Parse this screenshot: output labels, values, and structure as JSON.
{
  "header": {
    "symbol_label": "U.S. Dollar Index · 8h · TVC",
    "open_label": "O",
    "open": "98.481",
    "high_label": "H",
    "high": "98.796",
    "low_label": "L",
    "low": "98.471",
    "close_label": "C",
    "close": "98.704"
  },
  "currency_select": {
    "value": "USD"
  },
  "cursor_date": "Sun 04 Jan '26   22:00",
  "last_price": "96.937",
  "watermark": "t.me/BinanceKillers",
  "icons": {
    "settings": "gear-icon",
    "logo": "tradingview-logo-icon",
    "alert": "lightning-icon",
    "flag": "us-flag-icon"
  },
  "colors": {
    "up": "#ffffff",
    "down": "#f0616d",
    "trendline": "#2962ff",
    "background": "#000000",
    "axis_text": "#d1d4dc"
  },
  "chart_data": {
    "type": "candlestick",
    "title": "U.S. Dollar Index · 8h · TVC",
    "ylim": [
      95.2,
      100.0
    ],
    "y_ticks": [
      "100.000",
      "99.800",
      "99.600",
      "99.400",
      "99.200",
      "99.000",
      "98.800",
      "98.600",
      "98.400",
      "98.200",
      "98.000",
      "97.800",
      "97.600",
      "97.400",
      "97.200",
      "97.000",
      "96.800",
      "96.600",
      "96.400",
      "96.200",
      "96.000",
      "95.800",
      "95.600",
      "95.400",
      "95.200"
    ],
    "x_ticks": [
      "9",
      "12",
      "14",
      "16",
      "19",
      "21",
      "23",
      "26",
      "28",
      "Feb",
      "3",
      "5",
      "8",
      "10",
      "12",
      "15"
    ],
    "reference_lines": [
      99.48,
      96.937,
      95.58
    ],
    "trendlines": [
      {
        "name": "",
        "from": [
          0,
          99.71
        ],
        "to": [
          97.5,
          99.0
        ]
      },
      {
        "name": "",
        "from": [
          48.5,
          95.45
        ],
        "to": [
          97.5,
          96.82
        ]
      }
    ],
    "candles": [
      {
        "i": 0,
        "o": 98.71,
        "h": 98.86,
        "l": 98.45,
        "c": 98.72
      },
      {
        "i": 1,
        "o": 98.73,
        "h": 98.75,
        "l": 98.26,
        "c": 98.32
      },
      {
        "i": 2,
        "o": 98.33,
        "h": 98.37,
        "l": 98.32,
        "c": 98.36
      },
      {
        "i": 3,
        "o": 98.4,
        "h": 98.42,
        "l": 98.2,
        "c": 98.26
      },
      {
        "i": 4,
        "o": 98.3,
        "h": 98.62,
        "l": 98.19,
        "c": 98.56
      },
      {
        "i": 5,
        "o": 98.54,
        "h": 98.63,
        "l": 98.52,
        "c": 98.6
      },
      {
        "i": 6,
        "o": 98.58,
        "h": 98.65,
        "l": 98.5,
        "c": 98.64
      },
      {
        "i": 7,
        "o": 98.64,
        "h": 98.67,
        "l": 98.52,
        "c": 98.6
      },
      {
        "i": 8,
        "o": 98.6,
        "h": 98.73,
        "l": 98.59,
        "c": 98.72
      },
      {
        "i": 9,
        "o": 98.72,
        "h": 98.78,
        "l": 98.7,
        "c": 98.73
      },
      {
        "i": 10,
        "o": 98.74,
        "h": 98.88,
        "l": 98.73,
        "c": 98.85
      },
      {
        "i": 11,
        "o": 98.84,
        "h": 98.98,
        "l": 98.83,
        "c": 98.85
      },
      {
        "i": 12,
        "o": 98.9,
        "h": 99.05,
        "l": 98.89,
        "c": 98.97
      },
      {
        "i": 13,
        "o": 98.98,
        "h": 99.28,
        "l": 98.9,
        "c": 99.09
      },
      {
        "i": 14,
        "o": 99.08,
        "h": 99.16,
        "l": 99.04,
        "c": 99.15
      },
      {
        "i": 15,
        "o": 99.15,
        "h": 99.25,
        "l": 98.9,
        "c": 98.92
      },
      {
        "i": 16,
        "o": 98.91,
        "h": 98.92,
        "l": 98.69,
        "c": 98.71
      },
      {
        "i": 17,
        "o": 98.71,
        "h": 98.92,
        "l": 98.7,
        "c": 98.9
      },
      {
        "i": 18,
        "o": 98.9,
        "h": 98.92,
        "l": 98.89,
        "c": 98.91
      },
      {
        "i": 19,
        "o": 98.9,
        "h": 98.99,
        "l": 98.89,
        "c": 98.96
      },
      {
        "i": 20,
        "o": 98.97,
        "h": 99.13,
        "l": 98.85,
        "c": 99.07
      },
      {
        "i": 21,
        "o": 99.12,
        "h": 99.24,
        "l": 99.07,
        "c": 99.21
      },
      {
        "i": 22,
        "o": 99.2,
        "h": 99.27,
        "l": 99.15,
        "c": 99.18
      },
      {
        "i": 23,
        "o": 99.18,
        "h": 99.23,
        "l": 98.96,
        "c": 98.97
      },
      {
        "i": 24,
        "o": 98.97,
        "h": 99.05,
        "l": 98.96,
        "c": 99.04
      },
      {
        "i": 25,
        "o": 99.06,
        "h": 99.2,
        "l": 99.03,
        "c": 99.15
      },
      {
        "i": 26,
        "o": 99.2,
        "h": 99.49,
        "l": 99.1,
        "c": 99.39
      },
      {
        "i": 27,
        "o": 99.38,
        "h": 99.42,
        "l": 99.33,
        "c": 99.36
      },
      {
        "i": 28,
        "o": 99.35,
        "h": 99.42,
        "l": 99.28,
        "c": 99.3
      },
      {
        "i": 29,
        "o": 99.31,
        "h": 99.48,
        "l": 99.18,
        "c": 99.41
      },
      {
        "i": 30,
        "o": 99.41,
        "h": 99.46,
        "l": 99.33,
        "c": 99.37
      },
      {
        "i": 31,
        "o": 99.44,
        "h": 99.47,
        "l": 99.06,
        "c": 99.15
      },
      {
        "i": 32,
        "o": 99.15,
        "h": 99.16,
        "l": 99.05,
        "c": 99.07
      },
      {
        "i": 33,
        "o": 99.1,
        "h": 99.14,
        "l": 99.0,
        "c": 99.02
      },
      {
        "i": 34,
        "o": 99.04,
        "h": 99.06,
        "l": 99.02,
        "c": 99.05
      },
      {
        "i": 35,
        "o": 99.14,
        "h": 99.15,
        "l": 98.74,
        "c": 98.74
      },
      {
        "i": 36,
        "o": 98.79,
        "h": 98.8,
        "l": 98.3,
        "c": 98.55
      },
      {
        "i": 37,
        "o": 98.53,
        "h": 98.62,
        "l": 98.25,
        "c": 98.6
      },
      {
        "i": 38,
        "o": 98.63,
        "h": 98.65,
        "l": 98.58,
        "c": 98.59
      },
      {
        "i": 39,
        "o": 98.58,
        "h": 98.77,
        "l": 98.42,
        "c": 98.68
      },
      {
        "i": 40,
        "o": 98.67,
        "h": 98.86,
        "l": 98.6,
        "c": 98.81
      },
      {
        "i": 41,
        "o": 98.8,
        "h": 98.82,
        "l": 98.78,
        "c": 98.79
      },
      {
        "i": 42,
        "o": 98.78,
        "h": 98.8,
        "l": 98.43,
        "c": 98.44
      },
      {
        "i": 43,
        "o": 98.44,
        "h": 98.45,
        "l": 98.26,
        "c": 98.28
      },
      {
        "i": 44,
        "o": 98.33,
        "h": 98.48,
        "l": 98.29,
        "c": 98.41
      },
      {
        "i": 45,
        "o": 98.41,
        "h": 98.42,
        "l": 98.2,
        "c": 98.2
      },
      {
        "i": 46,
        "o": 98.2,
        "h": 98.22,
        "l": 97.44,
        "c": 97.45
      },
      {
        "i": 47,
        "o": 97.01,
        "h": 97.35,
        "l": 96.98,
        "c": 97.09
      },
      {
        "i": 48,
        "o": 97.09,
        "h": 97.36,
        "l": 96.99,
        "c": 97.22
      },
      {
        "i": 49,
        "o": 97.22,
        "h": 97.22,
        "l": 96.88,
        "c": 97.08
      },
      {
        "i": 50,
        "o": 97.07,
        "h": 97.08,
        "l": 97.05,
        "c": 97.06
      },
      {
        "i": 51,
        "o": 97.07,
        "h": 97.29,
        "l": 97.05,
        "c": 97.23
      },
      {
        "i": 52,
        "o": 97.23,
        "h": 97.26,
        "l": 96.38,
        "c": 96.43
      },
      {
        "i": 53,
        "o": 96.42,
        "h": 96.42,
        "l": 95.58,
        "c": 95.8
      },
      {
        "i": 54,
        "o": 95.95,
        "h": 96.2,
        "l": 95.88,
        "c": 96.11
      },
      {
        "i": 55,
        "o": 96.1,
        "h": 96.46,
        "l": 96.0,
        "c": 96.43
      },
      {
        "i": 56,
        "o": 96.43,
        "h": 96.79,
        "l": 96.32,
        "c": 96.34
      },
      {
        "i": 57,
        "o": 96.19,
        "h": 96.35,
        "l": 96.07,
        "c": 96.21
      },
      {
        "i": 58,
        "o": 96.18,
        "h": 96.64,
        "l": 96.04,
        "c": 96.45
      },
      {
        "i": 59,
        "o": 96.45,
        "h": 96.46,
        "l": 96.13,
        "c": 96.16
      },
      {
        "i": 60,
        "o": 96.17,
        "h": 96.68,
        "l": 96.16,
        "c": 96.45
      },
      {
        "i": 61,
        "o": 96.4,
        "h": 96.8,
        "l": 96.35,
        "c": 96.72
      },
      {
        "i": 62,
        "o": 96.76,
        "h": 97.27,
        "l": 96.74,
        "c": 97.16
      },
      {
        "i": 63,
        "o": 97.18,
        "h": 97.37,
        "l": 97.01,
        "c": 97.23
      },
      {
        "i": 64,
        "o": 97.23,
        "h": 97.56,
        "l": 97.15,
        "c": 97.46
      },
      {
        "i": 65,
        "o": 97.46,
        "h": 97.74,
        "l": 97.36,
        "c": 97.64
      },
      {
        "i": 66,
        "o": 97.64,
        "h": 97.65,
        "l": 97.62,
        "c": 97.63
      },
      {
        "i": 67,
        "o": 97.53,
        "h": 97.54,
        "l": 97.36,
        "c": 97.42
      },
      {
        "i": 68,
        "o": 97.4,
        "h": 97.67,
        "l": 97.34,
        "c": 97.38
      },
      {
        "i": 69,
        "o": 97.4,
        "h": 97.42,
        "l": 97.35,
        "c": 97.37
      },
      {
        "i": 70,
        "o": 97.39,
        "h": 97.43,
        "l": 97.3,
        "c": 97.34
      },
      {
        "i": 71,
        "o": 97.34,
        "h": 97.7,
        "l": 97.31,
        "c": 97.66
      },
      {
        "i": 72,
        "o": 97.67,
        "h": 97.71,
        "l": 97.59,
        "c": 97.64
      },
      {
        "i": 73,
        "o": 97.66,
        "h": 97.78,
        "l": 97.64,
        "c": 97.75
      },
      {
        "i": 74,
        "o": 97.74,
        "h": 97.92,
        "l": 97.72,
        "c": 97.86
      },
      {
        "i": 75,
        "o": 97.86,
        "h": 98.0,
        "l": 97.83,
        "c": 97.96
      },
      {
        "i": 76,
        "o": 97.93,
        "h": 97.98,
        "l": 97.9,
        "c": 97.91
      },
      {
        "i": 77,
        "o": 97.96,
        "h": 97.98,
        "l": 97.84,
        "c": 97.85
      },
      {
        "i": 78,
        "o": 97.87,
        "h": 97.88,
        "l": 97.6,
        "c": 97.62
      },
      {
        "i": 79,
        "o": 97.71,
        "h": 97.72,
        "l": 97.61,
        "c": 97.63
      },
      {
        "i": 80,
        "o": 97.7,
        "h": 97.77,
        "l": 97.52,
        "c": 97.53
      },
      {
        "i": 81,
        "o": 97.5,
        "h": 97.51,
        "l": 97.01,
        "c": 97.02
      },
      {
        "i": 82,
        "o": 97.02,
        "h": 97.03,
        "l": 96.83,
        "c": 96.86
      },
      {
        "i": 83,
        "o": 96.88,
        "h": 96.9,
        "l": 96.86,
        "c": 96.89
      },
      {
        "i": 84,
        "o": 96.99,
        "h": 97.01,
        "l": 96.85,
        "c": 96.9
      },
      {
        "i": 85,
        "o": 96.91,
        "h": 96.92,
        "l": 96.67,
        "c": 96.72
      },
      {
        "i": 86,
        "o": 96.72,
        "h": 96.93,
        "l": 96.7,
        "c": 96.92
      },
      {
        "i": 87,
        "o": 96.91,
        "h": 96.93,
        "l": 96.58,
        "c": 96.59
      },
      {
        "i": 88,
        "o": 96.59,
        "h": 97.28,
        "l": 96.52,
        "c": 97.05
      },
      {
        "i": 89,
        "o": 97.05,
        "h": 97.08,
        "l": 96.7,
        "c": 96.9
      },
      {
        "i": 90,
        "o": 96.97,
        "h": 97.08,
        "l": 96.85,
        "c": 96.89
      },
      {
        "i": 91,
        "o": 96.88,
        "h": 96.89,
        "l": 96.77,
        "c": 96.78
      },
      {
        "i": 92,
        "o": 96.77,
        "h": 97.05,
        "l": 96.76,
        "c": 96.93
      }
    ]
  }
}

━━━━━━━━━━━━━━━━━━━━━━━━━━━━━━

● **What to produce**
Copy out every line with the word "Dollar".

● **Written solution**
    "symbol_label": "U.S. Dollar Index · 8h · TVC",
    "title": "U.S. Dollar Index · 8h · TVC",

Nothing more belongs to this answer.